Do this
Leave out the pictures, then reproduce the rest of the material exactly.

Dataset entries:
━━━━━━━━

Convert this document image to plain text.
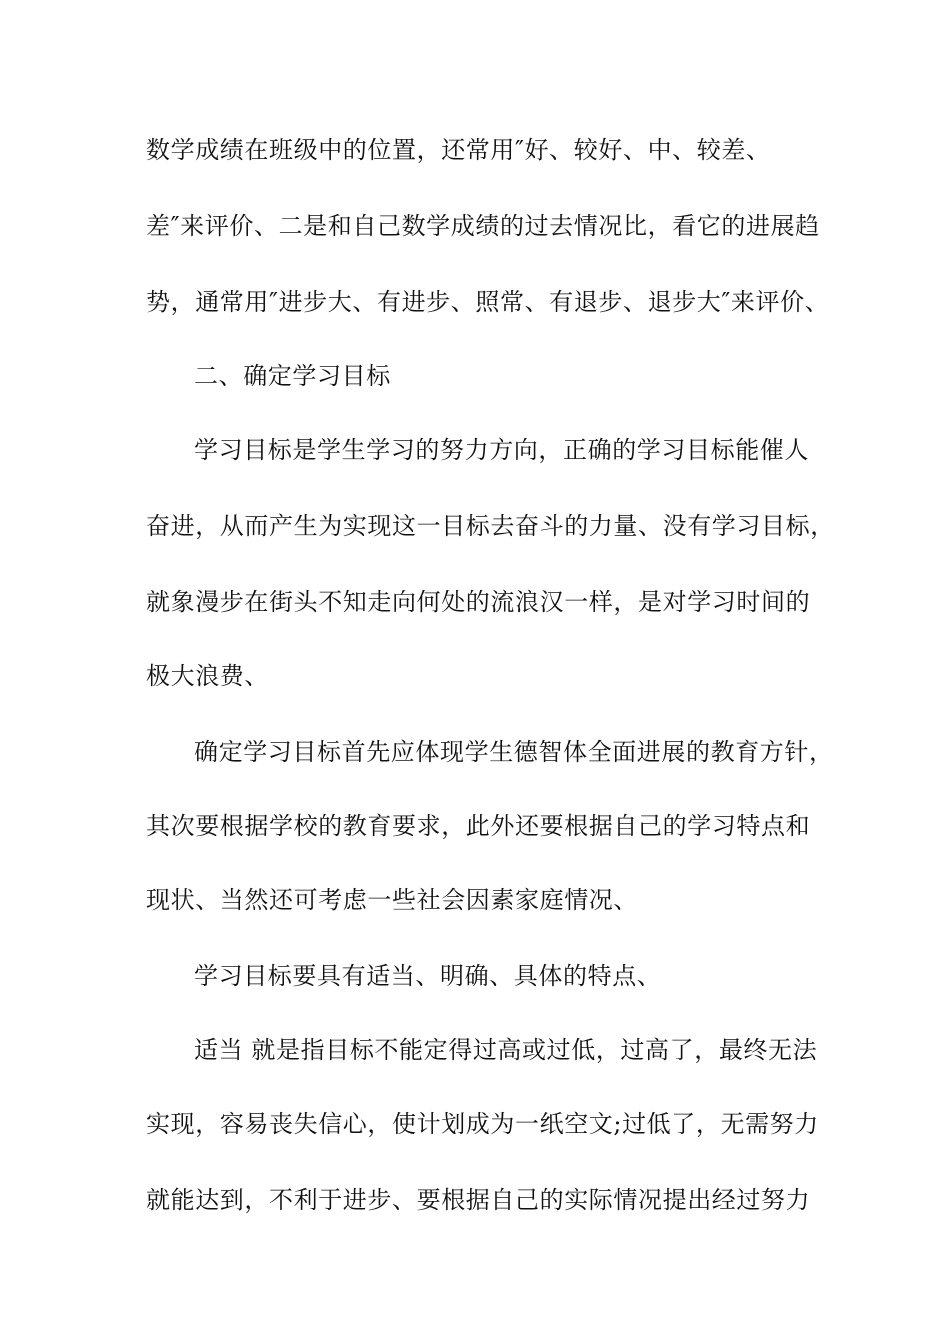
数学成绩在班级中的位置，还常用″好、较好、中、较差、
差″来评价、二是和自己数学成绩的过去情况比，看它的进展趋
势，通常用″进步大、有进步、照常、有退步、退步大″来评价、
二、确定学习目标
学习目标是学生学习的努力方向，正确的学习目标能催人
奋进，从而产生为实现这一目标去奋斗的力量、没有学习目标，
就象漫步在街头不知走向何处的流浪汉一样，是对学习时间的
极大浪费、
确定学习目标首先应体现学生德智体全面进展的教育方针，
其次要根据学校的教育要求，此外还要根据自己的学习特点和
现状、当然还可考虑一些社会因素家庭情况、
学习目标要具有适当、明确、具体的特点、
适当 就是指目标不能定得过高或过低，过高了，最终无法
实现，容易丧失信心，使计划成为一纸空文;过低了，无需努力
就能达到，不利于进步、要根据自己的实际情况提出经过努力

━━━━━━━━

Full solution
Convert this document image to plain text.
数学成绩在班级中的位置，还常用″好、较好、中、较差、
差″来评价、二是和自己数学成绩的过去情况比，看它的进展趋
势，通常用″进步大、有进步、照常、有退步、退步大″来评价、
二、确定学习目标
学习目标是学生学习的努力方向，正确的学习目标能催人
奋进，从而产生为实现这一目标去奋斗的力量、没有学习目标，
就象漫步在街头不知走向何处的流浪汉一样，是对学习时间的
极大浪费、
确定学习目标首先应体现学生德智体全面进展的教育方针，
其次要根据学校的教育要求，此外还要根据自己的学习特点和
现状、当然还可考虑一些社会因素家庭情况、
学习目标要具有适当、明确、具体的特点、
适当 就是指目标不能定得过高或过低，过高了，最终无法
实现，容易丧失信心，使计划成为一纸空文;过低了，无需努力
就能达到，不利于进步、要根据自己的实际情况提出经过努力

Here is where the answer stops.